Requirement:
Return a copy of each line that holds the string "shortcut".

Entries taken from a collection:
— Begin —

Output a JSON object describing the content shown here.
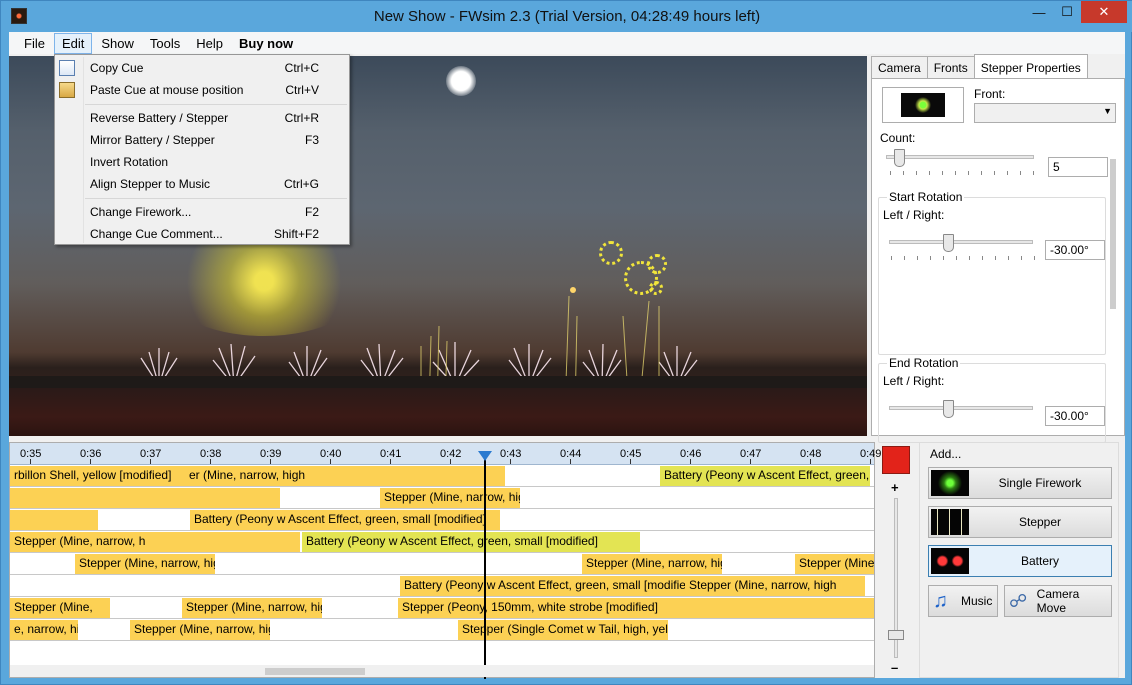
{
  "window": {
    "title": "New Show - FWsim 2.3 (Trial Version, 04:28:49 hours left)"
  },
  "menubar": [
    {
      "label": "File"
    },
    {
      "label": "Edit"
    },
    {
      "label": "Show"
    },
    {
      "label": "Tools"
    },
    {
      "label": "Help"
    },
    {
      "label": "Buy now"
    }
  ],
  "edit_menu": {
    "items": [
      {
        "label": "Copy Cue",
        "shortcut": "Ctrl+C"
      },
      {
        "label": "Paste Cue at mouse position",
        "shortcut": "Ctrl+V"
      },
      {
        "label": "Reverse Battery / Stepper",
        "shortcut": "Ctrl+R"
      },
      {
        "label": "Mirror Battery / Stepper",
        "shortcut": "F3"
      },
      {
        "label": "Invert Rotation",
        "shortcut": ""
      },
      {
        "label": "Align Stepper to Music",
        "shortcut": "Ctrl+G"
      },
      {
        "label": "Change Firework...",
        "shortcut": "F2"
      },
      {
        "label": "Change Cue Comment...",
        "shortcut": "Shift+F2"
      }
    ]
  },
  "tabs": [
    {
      "label": "Camera"
    },
    {
      "label": "Fronts"
    },
    {
      "label": "Stepper Properties"
    }
  ],
  "stepper_properties": {
    "front_label": "Front:",
    "count_label": "Count:",
    "count_value": "5",
    "start_rotation": {
      "title": "Start Rotation",
      "label": "Left / Right:",
      "value": "-30.00°"
    },
    "end_rotation": {
      "title": "End Rotation",
      "label": "Left / Right:",
      "value": "-30.00°"
    }
  },
  "timeline": {
    "ticks": [
      "0:35",
      "0:36",
      "0:37",
      "0:38",
      "0:39",
      "0:40",
      "0:41",
      "0:42",
      "0:43",
      "0:44",
      "0:45",
      "0:46",
      "0:47",
      "0:48",
      "0:49"
    ],
    "rows": [
      {
        "cues": [
          {
            "label": "rbillon Shell, yellow [modified]"
          },
          {
            "label": "er (Mine, narrow, high"
          },
          {
            "label": "Battery (Peony w Ascent Effect, green, small [modified]"
          }
        ]
      },
      {
        "cues": [
          {
            "label": ""
          },
          {
            "label": "Stepper (Mine, narrow, high"
          }
        ]
      },
      {
        "cues": [
          {
            "label": ""
          },
          {
            "label": "Battery (Peony w Ascent Effect, green, small [modified]"
          }
        ]
      },
      {
        "cues": [
          {
            "label": "Stepper (Mine, narrow, h"
          },
          {
            "label": "Battery (Peony w Ascent Effect, green, small [modified]"
          }
        ]
      },
      {
        "cues": [
          {
            "label": "Stepper (Mine, narrow, high"
          },
          {
            "label": "Stepper (Mine, narrow, high"
          },
          {
            "label": "Stepper (Mine,"
          }
        ]
      },
      {
        "cues": [
          {
            "label": "Battery (Peony w Ascent Effect, green, small [modified]"
          },
          {
            "label": "Stepper (Mine, narrow, high"
          }
        ]
      },
      {
        "cues": [
          {
            "label": "e, narrow, high"
          },
          {
            "label": "Stepper (Mine, narrow, high"
          },
          {
            "label": "Stepper (Peony, 150mm, white strobe [modified]"
          },
          {
            "label": "Stepper (Mine,"
          }
        ]
      },
      {
        "cues": [
          {
            "label": "e, narrow, high"
          },
          {
            "label": "Stepper (Mine, narrow, high"
          },
          {
            "label": "Stepper (Single Comet w Tail, high, yellow [m"
          }
        ]
      }
    ]
  },
  "zoom": {
    "plus": "+",
    "minus": "–"
  },
  "add_panel": {
    "title": "Add...",
    "buttons": [
      {
        "label": "Single Firework"
      },
      {
        "label": "Stepper"
      },
      {
        "label": "Battery"
      }
    ],
    "music_label": "Music",
    "camera_move_label": "Camera Move"
  }
}
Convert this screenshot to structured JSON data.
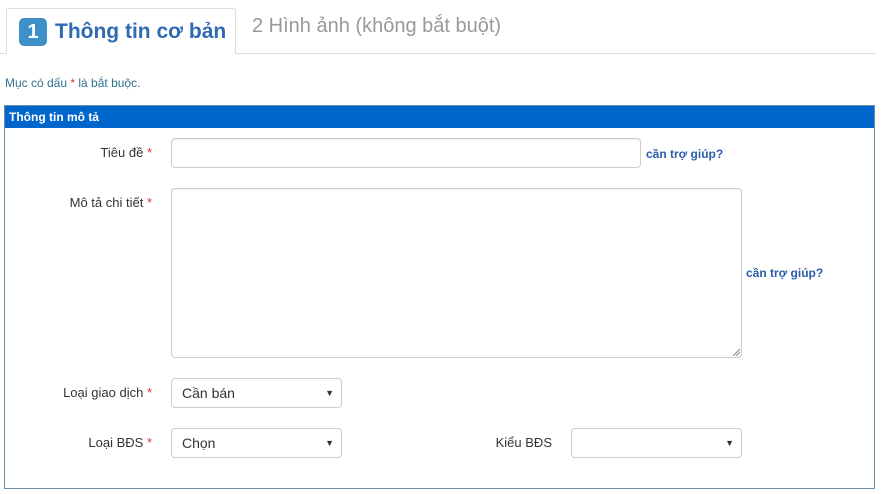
{
  "tabs": [
    {
      "number": "1",
      "label": "Thông tin cơ bản"
    },
    {
      "label": "2 Hình ảnh (không bắt buột)"
    }
  ],
  "required_note": {
    "prefix": "Mục có dấu ",
    "star": "*",
    "suffix": " là bắt buộc."
  },
  "panel": {
    "title": "Thông tin mô tả",
    "required_star": "*",
    "fields": {
      "title": {
        "label": "Tiêu đề",
        "value": "",
        "help": "cần trợ giúp?"
      },
      "description": {
        "label": "Mô tả chi tiết",
        "value": "",
        "help": "cần trợ giúp?"
      },
      "transaction_type": {
        "label": "Loại giao dịch",
        "selected": "Cần bán"
      },
      "property_type": {
        "label": "Loại BĐS",
        "selected": "Chọn"
      },
      "property_style": {
        "label": "Kiểu BĐS",
        "selected": ""
      }
    }
  },
  "icons": {
    "select_arrow": "caret-down-icon"
  },
  "colors": {
    "panel_header": "#0066cc",
    "tab_active": "#2f6ab3",
    "required": "#e03c31",
    "help_link": "#2a5ca8"
  }
}
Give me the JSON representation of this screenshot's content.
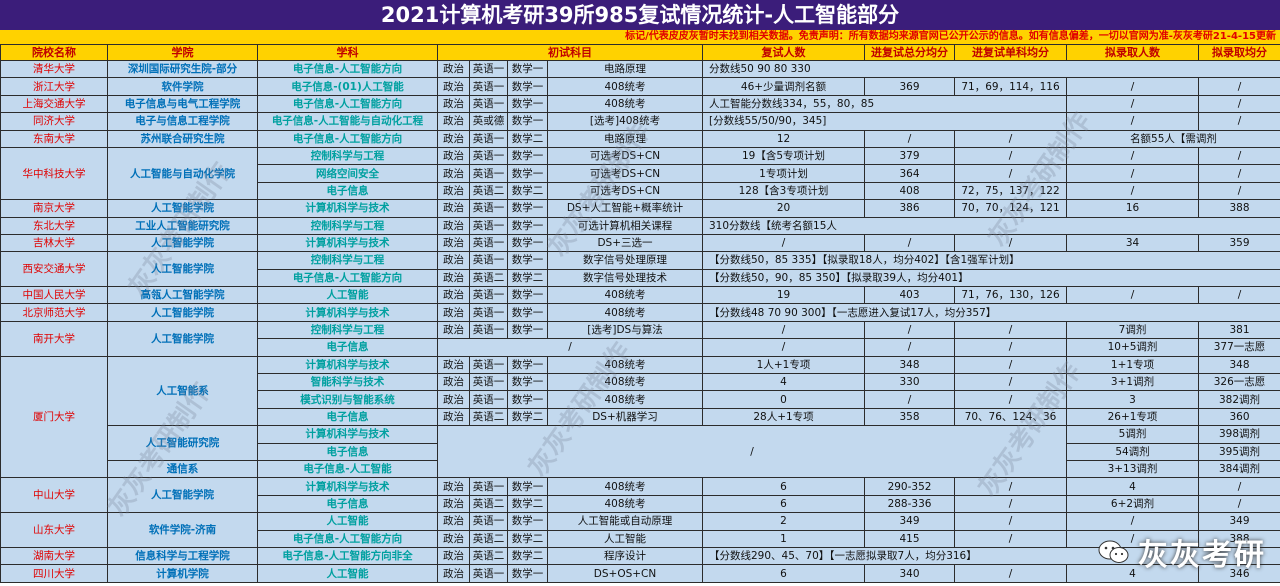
{
  "title": "2021计算机考研39所985复试情况统计-人工智能部分",
  "note": "标记/代表皮皮灰暂时未找到相关数据。免责声明：所有数据均来源官网已公开公示的信息。如有信息偏差，一切以官网为准-灰灰考研21-4-15更新",
  "headers": [
    "院校名称",
    "学院",
    "学科",
    "初试科目",
    "复试人数",
    "进复试总分均分",
    "进复试单科均分",
    "拟录取人数",
    "拟录取均分"
  ],
  "rows": [
    {
      "univ": "清华大学",
      "college": "深圳国际研究生院-部分",
      "major": "电子信息-人工智能方向",
      "s1": "政治",
      "s2": "英语一",
      "s3": "数学一",
      "s4": "电路原理",
      "span": {
        "text": "分数线50 90 80 330",
        "cols": 5
      }
    },
    {
      "univ": "浙江大学",
      "college": "软件学院",
      "major": "电子信息-(01)人工智能",
      "s1": "政治",
      "s2": "英语一",
      "s3": "数学一",
      "s4": "408统考",
      "c": [
        "46+少量调剂名额",
        "369",
        "71，69，114，116",
        "/",
        "/"
      ]
    },
    {
      "univ": "上海交通大学",
      "college": "电子信息与电气工程学院",
      "major": "电子信息-人工智能方向",
      "s1": "政治",
      "s2": "英语一",
      "s3": "数学一",
      "s4": "408统考",
      "span": {
        "text": "人工智能分数线334，55，80，85",
        "cols": 3
      },
      "c2": [
        "/",
        "/"
      ]
    },
    {
      "univ": "同济大学",
      "college": "电子与信息工程学院",
      "major": "电子信息-人工智能与自动化工程",
      "s1": "政治",
      "s2": "英或德",
      "s3": "数学一",
      "s4": "[选考]408统考",
      "span": {
        "text": "[分数线55/50/90，345]",
        "cols": 3
      },
      "c2": [
        "/",
        "/"
      ]
    },
    {
      "univ": "东南大学",
      "college": "苏州联合研究生院",
      "major": "电子信息-人工智能方向",
      "s1": "政治",
      "s2": "英语一",
      "s3": "数学二",
      "s4": "电路原理",
      "c": [
        "12",
        "/",
        "/"
      ],
      "span2": {
        "text": "名额55人【需调剂",
        "cols": 2
      }
    },
    {
      "univ": "华中科技大学",
      "college": "人工智能与自动化学院",
      "major": "控制科学与工程",
      "s1": "政治",
      "s2": "英语一",
      "s3": "数学一",
      "s4": "可选考DS+CN",
      "c": [
        "19【含5专项计划",
        "379",
        "/",
        "/",
        "/"
      ]
    },
    {
      "major": "网络空间安全",
      "s1": "政治",
      "s2": "英语一",
      "s3": "数学一",
      "s4": "可选考DS+CN",
      "c": [
        "1专项计划",
        "364",
        "/",
        "/",
        "/"
      ]
    },
    {
      "major": "电子信息",
      "s1": "政治",
      "s2": "英语二",
      "s3": "数学二",
      "s4": "可选考DS+CN",
      "c": [
        "128【含3专项计划",
        "408",
        "72，75，137，122",
        "/",
        "/"
      ]
    },
    {
      "univ": "南京大学",
      "college": "人工智能学院",
      "major": "计算机科学与技术",
      "s1": "政治",
      "s2": "英语一",
      "s3": "数学一",
      "s4": "DS+人工智能+概率统计",
      "c": [
        "20",
        "386",
        "70，70，124，121",
        "16",
        "388"
      ]
    },
    {
      "univ": "东北大学",
      "college": "工业人工智能研究院",
      "major": "控制科学与工程",
      "s1": "政治",
      "s2": "英语一",
      "s3": "数学一",
      "s4": "可选计算机相关课程",
      "span": {
        "text": "310分数线【统考名额15人",
        "cols": 5
      }
    },
    {
      "univ": "吉林大学",
      "college": "人工智能学院",
      "major": "计算机科学与技术",
      "s1": "政治",
      "s2": "英语一",
      "s3": "数学一",
      "s4": "DS+三选一",
      "c": [
        "/",
        "/",
        "/",
        "34",
        "359"
      ]
    },
    {
      "univ": "西安交通大学",
      "college": "人工智能学院",
      "major": "控制科学与工程",
      "s1": "政治",
      "s2": "英语一",
      "s3": "数学一",
      "s4": "数字信号处理原理",
      "span": {
        "text": "【分数线50，85 335】【拟录取18人，均分402】【含1强军计划】",
        "cols": 5
      }
    },
    {
      "major": "电子信息-人工智能方向",
      "s1": "政治",
      "s2": "英语二",
      "s3": "数学二",
      "s4": "数字信号处理技术",
      "span": {
        "text": "【分数线50，90，85 350】【拟录取39人，均分401】",
        "cols": 5
      }
    },
    {
      "univ": "中国人民大学",
      "college": "高瓴人工智能学院",
      "major": "人工智能",
      "s1": "政治",
      "s2": "英语一",
      "s3": "数学一",
      "s4": "408统考",
      "c": [
        "19",
        "403",
        "71，76，130，126",
        "/",
        "/"
      ]
    },
    {
      "univ": "北京师范大学",
      "college": "人工智能学院",
      "major": "计算机科学与技术",
      "s1": "政治",
      "s2": "英语一",
      "s3": "数学一",
      "s4": "408统考",
      "span": {
        "text": "【分数线48 70 90 300】【一志愿进入复试17人，均分357】",
        "cols": 5
      }
    },
    {
      "univ": "南开大学",
      "college": "人工智能学院",
      "major": "控制科学与工程",
      "s1": "政治",
      "s2": "英语一",
      "s3": "数学一",
      "s4": "[选考]DS与算法",
      "c": [
        "/",
        "/",
        "/",
        "7调剂",
        "381"
      ]
    },
    {
      "major": "电子信息",
      "span3": "/",
      "c": [
        "/",
        "/",
        "/",
        "10+5调剂",
        "377一志愿"
      ]
    },
    {
      "univ": "厦门大学",
      "college": "人工智能系",
      "major": "计算机科学与技术",
      "s1": "政治",
      "s2": "英语一",
      "s3": "数学一",
      "s4": "408统考",
      "c": [
        "1人+1专项",
        "348",
        "/",
        "1+1专项",
        "348"
      ]
    },
    {
      "major": "智能科学与技术",
      "s1": "政治",
      "s2": "英语一",
      "s3": "数学一",
      "s4": "408统考",
      "c": [
        "4",
        "330",
        "/",
        "3+1调剂",
        "326一志愿"
      ]
    },
    {
      "major": "模式识别与智能系统",
      "s1": "政治",
      "s2": "英语一",
      "s3": "数学一",
      "s4": "408统考",
      "c": [
        "0",
        "/",
        "/",
        "3",
        "382调剂"
      ]
    },
    {
      "major": "电子信息",
      "s1": "政治",
      "s2": "英语二",
      "s3": "数学二",
      "s4": "DS+机器学习",
      "c": [
        "28人+1专项",
        "358",
        "70、76、124、36",
        "26+1专项",
        "360"
      ]
    },
    {
      "college": "人工智能研究院",
      "major": "计算机科学与技术",
      "big": "/",
      "c": [
        "5调剂",
        "398调剂"
      ]
    },
    {
      "major": "电子信息",
      "c": [
        "54调剂",
        "395调剂"
      ]
    },
    {
      "college": "通信系",
      "major": "电子信息-人工智能",
      "c": [
        "3+13调剂",
        "384调剂"
      ]
    },
    {
      "univ": "中山大学",
      "college": "人工智能学院",
      "major": "计算机科学与技术",
      "s1": "政治",
      "s2": "英语一",
      "s3": "数学一",
      "s4": "408统考",
      "c": [
        "6",
        "290-352",
        "/",
        "4",
        "/"
      ]
    },
    {
      "major": "电子信息",
      "s1": "政治",
      "s2": "英语二",
      "s3": "数学二",
      "s4": "408统考",
      "c": [
        "6",
        "288-336",
        "/",
        "6+2调剂",
        "/"
      ]
    },
    {
      "univ": "山东大学",
      "college": "软件学院-济南",
      "major": "人工智能",
      "s1": "政治",
      "s2": "英语一",
      "s3": "数学一",
      "s4": "人工智能或自动原理",
      "c": [
        "2",
        "349",
        "/",
        "/",
        "349"
      ]
    },
    {
      "major": "电子信息-人工智能方向",
      "s1": "政治",
      "s2": "英语二",
      "s3": "数学二",
      "s4": "人工智能",
      "c": [
        "1",
        "415",
        "/",
        "/",
        "388"
      ]
    },
    {
      "univ": "湖南大学",
      "college": "信息科学与工程学院",
      "major": "电子信息-人工智能方向非全",
      "s1": "政治",
      "s2": "英语二",
      "s3": "数学二",
      "s4": "程序设计",
      "span": {
        "text": "【分数线290、45、70】【一志愿拟录取7人，均分316】",
        "cols": 5
      }
    },
    {
      "univ": "四川大学",
      "college": "计算机学院",
      "major": "人工智能",
      "s1": "政治",
      "s2": "英语一",
      "s3": "数学一",
      "s4": "DS+OS+CN",
      "c": [
        "6",
        "340",
        "/",
        "4",
        "346"
      ]
    }
  ],
  "watermark": "灰灰考研制作",
  "brand": "灰灰考研",
  "brand_icon": "wechat-icon"
}
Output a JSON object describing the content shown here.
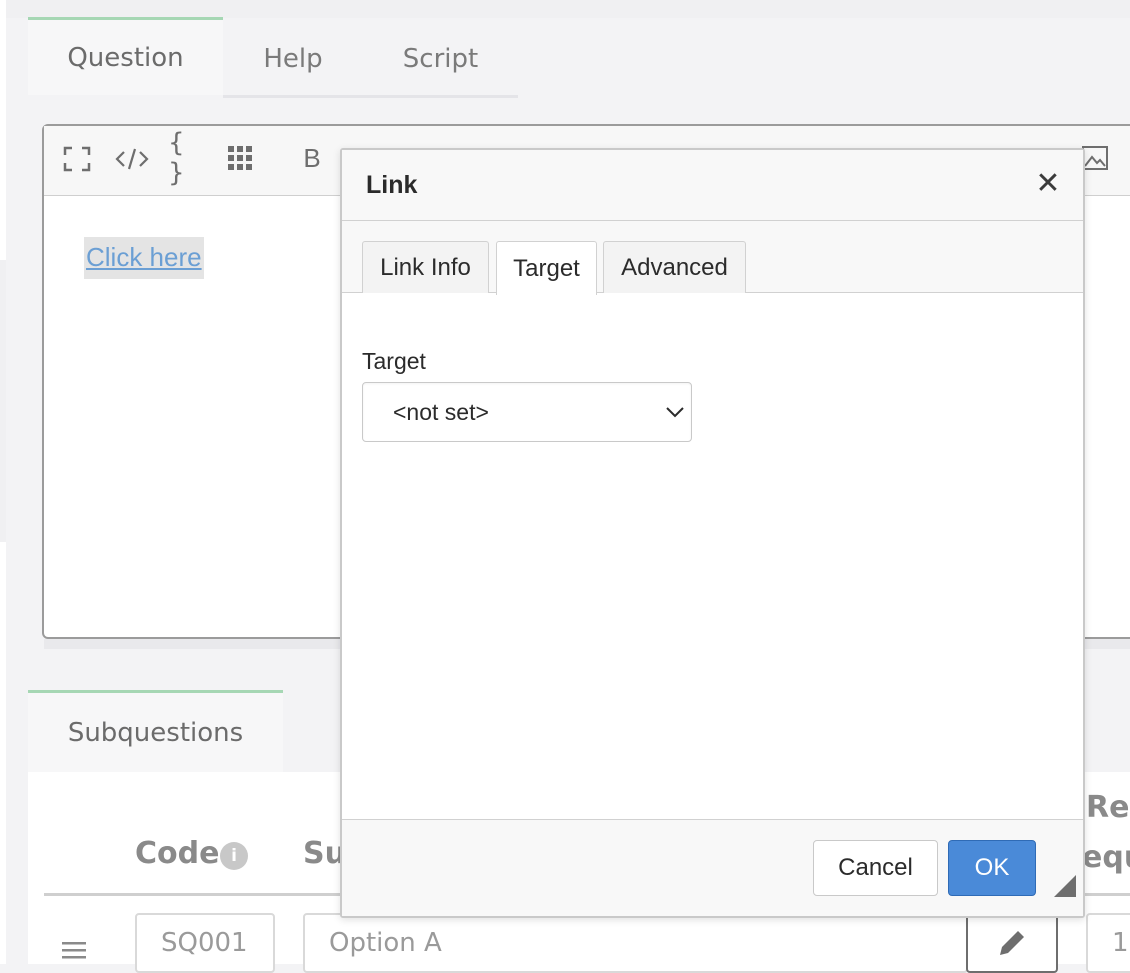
{
  "question_tabs": [
    {
      "label": "Question",
      "active": true
    },
    {
      "label": "Help",
      "active": false
    },
    {
      "label": "Script",
      "active": false
    }
  ],
  "editor": {
    "toolbar_icons": [
      "fullscreen-icon",
      "source-code-icon",
      "placeholder-braces-icon",
      "grid-icon",
      "bold-icon",
      "image-icon"
    ],
    "bold_label": "B",
    "link_text": "Click here"
  },
  "subquestions": {
    "tab_label": "Subquestions",
    "columns": {
      "code": "Code",
      "subquestion": "Su",
      "relevance_top": "Rel",
      "relevance_bottom": "equ"
    },
    "rows": [
      {
        "code": "SQ001",
        "text": "Option A",
        "relevance": "1"
      }
    ]
  },
  "dialog": {
    "title": "Link",
    "close_label": "✕",
    "tabs": [
      {
        "label": "Link Info",
        "active": false
      },
      {
        "label": "Target",
        "active": true
      },
      {
        "label": "Advanced",
        "active": false
      }
    ],
    "target_label": "Target",
    "target_value": "<not set>",
    "cancel_label": "Cancel",
    "ok_label": "OK"
  },
  "colors": {
    "accent_green": "#a6d7b4",
    "ok_button": "#4a8ad8",
    "link": "#6b9fd4"
  }
}
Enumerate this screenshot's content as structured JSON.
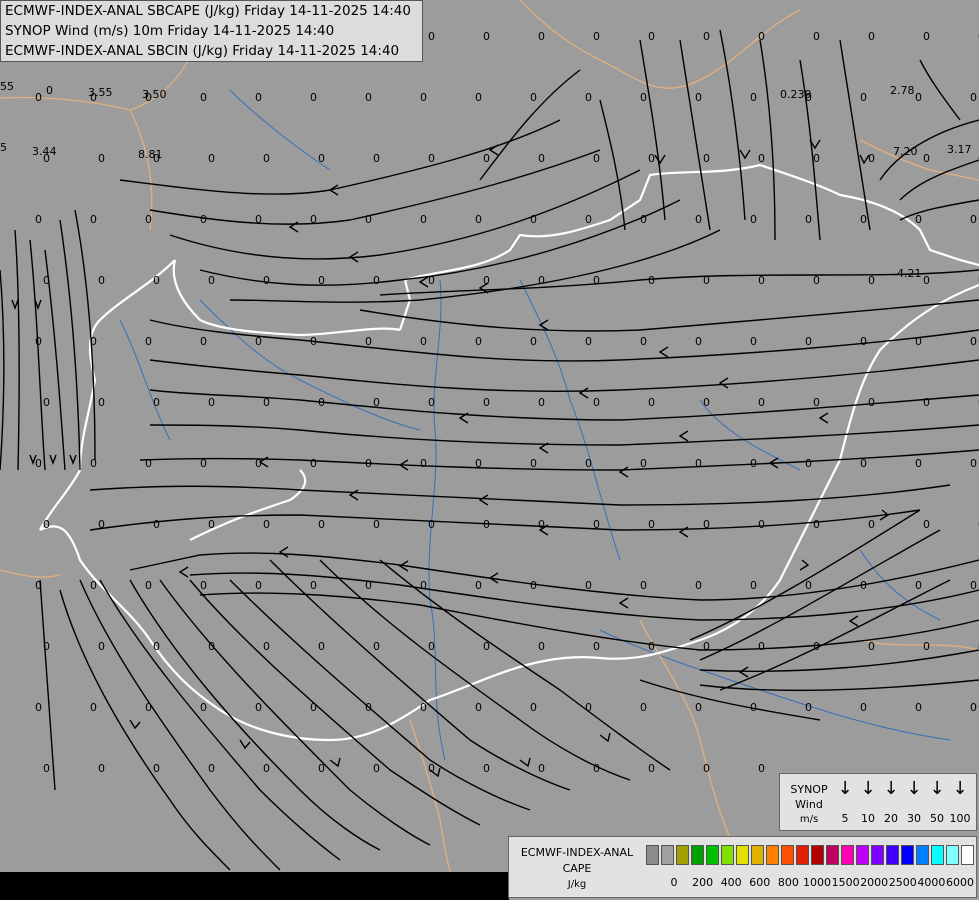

— End —

Written solution:
        "shortcut": "Ctrl+C"
        "shortcut": "Ctrl+V"
        "shortcut": "Ctrl+R"
        "shortcut": "F3"
        "shortcut": ""
        "shortcut": "Ctrl+G"
        "shortcut": "F2"
        "shortcut": "Shift+F2"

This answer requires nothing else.